TASK BRIEF
Scan the data for "title" and copy the lines it appears in.
** Begin **
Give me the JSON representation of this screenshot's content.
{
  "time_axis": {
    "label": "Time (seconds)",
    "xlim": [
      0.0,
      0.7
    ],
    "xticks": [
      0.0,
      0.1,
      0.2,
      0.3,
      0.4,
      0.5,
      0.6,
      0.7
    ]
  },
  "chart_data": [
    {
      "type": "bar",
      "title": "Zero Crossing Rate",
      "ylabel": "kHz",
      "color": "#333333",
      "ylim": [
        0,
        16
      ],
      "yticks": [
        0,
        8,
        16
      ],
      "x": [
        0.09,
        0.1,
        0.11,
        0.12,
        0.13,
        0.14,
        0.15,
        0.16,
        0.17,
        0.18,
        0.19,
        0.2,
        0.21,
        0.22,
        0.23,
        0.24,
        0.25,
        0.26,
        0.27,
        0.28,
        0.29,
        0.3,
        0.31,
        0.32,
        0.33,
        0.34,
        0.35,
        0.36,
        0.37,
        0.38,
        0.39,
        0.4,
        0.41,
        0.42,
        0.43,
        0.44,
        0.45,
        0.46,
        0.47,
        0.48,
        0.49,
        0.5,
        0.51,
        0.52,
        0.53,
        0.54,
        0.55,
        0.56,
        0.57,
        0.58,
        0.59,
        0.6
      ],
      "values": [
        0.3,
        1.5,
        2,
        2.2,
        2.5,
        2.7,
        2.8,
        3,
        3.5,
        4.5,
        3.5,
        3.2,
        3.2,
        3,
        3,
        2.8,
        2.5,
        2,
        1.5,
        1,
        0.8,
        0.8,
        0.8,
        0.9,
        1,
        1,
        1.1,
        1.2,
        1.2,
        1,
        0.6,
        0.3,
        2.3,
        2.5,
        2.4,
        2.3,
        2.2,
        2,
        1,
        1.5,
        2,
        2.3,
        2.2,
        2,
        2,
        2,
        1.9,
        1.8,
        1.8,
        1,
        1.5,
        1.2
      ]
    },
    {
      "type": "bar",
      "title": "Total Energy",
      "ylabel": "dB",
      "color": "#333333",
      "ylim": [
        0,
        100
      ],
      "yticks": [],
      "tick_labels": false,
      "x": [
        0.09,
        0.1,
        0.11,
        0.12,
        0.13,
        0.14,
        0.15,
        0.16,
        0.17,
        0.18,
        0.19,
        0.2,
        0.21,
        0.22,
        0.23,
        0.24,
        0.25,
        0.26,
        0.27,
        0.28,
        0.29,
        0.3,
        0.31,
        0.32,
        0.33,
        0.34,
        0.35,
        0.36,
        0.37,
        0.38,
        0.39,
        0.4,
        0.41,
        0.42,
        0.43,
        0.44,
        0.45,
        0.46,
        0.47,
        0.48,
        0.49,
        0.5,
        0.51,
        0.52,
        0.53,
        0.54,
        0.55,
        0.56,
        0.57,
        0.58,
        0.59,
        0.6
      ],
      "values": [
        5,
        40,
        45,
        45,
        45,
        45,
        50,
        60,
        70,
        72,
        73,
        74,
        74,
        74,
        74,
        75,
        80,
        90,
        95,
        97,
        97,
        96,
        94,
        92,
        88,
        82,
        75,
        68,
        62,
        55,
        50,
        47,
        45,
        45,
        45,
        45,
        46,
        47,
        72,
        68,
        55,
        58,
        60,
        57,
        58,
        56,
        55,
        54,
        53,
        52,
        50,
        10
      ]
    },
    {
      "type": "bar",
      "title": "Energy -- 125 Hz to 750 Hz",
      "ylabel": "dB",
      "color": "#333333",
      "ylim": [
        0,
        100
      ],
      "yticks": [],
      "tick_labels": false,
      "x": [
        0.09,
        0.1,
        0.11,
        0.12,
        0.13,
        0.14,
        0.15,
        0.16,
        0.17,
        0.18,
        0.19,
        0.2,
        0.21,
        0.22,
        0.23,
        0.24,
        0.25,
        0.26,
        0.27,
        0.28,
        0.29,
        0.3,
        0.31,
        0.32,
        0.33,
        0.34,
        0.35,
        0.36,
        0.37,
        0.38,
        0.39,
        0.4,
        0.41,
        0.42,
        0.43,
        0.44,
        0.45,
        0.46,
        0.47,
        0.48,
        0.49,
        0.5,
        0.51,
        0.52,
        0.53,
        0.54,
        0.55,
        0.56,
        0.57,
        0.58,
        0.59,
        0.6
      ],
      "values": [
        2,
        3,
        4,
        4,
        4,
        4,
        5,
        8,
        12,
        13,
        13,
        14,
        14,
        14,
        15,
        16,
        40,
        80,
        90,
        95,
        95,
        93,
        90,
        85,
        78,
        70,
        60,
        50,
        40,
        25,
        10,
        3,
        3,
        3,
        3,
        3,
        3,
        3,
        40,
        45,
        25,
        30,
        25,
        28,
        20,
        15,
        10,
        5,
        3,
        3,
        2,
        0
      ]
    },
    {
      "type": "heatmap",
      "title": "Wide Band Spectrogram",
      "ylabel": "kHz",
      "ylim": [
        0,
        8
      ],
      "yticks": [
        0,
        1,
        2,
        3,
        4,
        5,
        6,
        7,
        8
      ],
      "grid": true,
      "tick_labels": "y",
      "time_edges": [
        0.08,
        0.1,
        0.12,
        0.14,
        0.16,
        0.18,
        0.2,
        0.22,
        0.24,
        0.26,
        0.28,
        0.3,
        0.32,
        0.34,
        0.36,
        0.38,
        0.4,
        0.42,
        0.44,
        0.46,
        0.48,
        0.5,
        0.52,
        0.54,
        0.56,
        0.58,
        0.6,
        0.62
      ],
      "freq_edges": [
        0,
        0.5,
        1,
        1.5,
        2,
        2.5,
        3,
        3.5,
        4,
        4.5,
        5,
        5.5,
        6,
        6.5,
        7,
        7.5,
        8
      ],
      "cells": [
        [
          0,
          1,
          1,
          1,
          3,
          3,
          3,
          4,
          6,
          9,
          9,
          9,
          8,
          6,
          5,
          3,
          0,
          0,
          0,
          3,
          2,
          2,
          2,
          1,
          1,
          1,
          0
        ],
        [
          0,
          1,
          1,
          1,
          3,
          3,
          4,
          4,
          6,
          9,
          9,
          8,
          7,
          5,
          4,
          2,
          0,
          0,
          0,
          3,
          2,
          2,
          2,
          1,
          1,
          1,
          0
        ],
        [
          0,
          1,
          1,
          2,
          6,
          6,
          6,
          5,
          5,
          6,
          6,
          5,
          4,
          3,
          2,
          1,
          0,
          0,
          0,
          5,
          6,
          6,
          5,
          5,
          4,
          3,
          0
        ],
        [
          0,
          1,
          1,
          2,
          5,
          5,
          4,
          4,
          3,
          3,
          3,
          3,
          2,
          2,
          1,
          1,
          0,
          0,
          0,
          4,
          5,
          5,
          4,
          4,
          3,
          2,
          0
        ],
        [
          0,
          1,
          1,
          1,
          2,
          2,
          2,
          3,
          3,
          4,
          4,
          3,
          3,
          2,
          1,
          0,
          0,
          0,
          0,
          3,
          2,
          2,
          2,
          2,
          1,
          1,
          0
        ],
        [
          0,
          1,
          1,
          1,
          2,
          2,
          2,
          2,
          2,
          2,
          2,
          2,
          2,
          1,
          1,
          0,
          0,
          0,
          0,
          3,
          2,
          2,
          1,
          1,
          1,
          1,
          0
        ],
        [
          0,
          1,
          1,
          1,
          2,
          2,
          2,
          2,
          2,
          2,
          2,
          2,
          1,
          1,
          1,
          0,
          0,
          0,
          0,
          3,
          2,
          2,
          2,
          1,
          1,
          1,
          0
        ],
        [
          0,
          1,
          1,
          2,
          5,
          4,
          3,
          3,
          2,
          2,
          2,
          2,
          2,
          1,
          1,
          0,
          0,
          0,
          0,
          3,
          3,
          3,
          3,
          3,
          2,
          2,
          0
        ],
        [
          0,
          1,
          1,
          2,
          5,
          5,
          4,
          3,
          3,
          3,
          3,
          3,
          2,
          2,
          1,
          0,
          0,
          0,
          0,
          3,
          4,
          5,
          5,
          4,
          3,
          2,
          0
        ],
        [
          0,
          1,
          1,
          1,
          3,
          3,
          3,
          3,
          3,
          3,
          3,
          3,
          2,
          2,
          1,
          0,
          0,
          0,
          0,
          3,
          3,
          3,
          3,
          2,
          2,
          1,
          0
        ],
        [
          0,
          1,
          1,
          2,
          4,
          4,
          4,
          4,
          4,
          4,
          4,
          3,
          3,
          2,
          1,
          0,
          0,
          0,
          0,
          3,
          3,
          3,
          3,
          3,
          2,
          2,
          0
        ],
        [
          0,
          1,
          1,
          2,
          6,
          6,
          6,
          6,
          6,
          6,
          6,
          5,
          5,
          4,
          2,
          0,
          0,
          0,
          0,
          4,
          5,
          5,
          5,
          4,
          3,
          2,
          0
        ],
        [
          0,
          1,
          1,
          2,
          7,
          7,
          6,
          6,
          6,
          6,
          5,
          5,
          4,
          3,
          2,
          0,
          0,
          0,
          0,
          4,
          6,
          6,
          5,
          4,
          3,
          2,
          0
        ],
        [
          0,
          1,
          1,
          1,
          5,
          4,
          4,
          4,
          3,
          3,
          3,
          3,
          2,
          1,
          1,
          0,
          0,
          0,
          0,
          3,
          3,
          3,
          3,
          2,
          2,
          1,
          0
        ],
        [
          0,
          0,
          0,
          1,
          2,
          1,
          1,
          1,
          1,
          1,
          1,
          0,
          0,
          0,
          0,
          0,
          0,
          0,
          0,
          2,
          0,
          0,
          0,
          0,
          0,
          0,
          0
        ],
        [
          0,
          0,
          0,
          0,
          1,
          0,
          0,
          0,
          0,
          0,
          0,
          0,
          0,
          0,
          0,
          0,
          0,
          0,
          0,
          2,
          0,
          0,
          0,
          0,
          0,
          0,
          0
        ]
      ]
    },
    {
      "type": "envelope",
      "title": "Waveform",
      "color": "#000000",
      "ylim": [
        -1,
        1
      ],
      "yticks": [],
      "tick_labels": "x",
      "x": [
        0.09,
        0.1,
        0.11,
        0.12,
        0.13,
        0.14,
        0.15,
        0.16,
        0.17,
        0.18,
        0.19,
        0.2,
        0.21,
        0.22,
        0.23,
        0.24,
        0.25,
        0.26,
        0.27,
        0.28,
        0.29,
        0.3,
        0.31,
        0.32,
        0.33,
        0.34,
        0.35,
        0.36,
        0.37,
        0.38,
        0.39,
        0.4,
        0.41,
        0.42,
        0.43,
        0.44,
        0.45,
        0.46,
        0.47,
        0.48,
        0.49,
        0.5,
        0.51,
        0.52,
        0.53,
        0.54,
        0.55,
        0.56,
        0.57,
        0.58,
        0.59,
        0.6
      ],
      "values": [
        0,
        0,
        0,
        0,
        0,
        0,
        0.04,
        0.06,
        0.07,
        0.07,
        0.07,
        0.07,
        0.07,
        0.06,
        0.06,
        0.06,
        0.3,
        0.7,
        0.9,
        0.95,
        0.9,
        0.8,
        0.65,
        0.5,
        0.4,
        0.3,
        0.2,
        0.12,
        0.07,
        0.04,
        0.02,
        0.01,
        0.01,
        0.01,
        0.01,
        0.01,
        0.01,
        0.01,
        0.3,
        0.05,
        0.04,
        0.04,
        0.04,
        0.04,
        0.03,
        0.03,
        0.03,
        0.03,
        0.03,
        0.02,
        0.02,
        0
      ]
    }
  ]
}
** End **
SOLUTION TO THE PROBLEM
      "title": "Zero Crossing Rate",
      "title": "Total Energy",
      "title": "Energy -- 125 Hz to 750 Hz",
      "title": "Wide Band Spectrogram",
      "title": "Waveform",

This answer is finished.